-------- MATERIAL PROVIDED --------

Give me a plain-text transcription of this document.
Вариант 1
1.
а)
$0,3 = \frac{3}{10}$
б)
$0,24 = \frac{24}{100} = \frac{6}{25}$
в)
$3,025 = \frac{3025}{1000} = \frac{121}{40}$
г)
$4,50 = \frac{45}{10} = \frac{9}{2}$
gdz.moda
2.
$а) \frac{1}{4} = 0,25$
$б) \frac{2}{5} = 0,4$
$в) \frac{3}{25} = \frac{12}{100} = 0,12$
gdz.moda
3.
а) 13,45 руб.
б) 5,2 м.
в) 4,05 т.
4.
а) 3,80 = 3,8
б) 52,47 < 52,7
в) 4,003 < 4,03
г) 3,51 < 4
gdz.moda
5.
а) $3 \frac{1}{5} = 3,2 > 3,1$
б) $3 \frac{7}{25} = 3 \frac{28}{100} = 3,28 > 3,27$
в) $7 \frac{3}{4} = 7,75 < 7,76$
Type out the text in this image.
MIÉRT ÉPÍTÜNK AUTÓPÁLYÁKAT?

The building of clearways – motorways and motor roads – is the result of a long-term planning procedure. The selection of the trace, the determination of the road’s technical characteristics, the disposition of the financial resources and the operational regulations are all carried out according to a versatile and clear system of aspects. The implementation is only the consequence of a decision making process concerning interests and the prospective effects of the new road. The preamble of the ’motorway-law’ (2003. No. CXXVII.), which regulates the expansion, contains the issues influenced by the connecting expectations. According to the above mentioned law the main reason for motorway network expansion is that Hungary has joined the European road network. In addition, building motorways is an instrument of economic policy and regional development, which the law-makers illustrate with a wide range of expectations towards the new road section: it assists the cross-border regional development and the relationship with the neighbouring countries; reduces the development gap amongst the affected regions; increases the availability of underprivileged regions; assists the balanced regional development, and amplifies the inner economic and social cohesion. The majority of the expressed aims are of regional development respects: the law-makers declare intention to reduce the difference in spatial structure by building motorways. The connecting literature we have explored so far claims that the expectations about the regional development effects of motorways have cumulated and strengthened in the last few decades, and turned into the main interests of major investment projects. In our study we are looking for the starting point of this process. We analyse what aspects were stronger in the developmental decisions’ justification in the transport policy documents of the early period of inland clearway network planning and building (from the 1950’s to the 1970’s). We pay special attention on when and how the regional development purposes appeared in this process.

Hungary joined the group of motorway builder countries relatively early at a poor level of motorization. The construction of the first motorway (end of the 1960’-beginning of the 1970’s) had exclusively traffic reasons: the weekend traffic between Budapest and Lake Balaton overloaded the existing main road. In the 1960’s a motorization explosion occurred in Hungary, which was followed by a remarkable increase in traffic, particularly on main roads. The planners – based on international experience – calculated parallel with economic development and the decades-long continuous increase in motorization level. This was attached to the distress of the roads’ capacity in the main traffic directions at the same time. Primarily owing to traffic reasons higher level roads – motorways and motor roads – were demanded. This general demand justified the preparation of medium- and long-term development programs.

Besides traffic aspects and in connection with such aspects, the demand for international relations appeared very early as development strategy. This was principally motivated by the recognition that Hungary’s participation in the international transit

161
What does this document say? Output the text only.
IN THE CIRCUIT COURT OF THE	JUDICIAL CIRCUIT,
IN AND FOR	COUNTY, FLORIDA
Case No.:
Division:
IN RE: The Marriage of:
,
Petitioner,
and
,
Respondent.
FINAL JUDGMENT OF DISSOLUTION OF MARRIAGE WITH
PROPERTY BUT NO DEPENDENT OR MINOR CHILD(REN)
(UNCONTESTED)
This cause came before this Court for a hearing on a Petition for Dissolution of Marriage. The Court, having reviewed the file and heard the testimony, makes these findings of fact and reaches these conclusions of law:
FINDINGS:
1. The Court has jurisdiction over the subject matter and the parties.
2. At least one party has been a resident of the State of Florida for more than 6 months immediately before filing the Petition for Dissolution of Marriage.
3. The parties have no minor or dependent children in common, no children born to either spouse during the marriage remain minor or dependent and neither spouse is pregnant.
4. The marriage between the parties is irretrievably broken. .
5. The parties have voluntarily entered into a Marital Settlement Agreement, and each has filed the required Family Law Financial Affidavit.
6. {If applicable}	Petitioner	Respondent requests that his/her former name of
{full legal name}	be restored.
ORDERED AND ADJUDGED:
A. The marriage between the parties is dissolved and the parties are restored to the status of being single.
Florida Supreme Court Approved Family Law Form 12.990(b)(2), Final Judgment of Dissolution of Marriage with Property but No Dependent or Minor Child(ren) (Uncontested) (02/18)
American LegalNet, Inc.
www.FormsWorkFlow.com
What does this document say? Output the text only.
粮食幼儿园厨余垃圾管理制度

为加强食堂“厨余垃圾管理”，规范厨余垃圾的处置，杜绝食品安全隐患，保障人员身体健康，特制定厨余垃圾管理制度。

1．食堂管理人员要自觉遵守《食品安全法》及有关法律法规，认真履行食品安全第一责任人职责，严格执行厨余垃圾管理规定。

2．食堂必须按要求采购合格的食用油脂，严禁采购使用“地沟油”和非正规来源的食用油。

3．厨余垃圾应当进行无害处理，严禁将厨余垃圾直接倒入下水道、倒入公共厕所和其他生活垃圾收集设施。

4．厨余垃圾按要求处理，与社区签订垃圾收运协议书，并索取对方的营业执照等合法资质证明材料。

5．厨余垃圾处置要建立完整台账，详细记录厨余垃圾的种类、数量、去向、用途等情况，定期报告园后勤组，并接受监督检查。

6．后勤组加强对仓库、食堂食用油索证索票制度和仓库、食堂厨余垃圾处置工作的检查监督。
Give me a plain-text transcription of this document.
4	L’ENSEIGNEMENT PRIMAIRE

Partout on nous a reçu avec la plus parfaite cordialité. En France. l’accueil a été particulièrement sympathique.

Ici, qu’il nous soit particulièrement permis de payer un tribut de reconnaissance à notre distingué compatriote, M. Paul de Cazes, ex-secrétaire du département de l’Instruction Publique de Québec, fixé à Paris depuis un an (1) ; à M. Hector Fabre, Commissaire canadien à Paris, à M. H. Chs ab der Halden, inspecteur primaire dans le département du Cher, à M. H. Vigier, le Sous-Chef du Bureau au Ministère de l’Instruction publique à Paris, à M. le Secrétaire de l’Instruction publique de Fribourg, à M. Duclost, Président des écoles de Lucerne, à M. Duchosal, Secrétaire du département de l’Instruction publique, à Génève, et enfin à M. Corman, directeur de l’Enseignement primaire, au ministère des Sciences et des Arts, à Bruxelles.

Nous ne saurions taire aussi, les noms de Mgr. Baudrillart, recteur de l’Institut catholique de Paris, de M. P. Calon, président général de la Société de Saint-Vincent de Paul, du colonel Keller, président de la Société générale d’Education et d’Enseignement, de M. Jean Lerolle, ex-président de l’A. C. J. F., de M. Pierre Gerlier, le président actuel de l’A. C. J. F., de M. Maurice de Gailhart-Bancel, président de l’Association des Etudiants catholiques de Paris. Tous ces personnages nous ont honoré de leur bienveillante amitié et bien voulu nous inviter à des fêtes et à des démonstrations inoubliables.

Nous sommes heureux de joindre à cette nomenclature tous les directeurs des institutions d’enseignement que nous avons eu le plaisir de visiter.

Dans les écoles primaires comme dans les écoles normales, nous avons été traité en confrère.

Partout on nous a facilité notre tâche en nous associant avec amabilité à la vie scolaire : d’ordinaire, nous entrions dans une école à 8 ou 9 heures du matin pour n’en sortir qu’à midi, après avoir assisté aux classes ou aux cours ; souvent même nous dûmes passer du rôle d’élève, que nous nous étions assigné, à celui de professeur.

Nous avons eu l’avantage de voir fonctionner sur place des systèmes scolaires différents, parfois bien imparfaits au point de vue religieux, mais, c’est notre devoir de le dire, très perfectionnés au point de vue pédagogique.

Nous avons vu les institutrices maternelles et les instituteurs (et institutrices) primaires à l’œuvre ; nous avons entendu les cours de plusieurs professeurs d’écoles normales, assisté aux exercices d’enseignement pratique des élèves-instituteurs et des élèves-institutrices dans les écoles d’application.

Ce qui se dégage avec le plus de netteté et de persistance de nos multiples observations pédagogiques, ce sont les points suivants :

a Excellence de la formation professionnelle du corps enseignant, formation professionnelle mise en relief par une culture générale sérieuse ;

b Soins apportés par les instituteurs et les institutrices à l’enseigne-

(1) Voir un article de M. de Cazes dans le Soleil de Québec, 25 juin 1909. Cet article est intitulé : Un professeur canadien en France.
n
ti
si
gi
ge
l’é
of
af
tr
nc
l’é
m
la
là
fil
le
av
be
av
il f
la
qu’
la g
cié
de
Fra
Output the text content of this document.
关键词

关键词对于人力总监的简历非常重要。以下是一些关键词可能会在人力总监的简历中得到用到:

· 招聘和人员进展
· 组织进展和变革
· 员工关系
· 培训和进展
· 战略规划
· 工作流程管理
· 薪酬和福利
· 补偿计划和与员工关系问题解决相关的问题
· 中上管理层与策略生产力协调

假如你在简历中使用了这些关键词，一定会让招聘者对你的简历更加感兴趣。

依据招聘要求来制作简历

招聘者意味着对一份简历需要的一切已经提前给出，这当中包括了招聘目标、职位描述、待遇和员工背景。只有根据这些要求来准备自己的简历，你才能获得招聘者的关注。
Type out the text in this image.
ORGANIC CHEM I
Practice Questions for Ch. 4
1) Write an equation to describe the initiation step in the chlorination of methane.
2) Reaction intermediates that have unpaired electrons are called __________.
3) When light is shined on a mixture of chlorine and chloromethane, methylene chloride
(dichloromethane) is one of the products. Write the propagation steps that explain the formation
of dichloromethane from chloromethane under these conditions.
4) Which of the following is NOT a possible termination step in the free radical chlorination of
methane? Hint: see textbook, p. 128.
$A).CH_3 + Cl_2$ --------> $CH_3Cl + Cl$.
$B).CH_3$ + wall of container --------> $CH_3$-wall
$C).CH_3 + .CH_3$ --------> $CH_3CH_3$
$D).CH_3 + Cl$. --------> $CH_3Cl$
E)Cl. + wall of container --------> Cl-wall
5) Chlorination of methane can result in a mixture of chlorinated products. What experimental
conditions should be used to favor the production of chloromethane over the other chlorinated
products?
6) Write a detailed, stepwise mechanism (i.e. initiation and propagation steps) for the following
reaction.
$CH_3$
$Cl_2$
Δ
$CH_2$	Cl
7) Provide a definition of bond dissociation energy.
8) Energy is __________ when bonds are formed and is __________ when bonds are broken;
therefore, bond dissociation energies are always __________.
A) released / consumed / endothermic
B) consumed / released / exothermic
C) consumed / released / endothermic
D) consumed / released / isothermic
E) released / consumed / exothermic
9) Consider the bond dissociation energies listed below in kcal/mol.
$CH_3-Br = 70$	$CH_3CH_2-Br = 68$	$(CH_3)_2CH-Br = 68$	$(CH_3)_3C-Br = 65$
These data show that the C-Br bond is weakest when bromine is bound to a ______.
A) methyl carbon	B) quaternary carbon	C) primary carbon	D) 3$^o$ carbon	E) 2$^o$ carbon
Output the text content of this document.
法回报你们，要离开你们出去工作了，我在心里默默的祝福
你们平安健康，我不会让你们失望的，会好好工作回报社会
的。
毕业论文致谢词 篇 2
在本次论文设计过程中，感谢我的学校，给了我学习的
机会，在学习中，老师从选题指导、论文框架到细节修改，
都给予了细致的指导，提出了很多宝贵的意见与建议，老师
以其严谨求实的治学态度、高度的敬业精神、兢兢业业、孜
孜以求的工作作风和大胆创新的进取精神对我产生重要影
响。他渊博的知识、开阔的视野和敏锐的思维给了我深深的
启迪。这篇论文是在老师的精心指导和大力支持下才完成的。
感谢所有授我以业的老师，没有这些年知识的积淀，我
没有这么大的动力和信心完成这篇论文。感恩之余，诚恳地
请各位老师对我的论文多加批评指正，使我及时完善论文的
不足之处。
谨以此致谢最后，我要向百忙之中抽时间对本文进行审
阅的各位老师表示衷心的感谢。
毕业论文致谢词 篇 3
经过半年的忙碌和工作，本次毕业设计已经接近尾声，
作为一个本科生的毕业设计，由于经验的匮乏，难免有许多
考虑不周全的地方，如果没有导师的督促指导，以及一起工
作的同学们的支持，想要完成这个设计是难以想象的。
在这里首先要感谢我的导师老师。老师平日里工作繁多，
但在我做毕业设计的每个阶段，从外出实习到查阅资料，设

--------

REQUEST →
Using the material above, gather every line that includes "wall".

ANSWER FOR THE TASK →
$B).CH_3$ + wall of container --------> $CH_3$-wall
E)Cl. + wall of container --------> Cl-wall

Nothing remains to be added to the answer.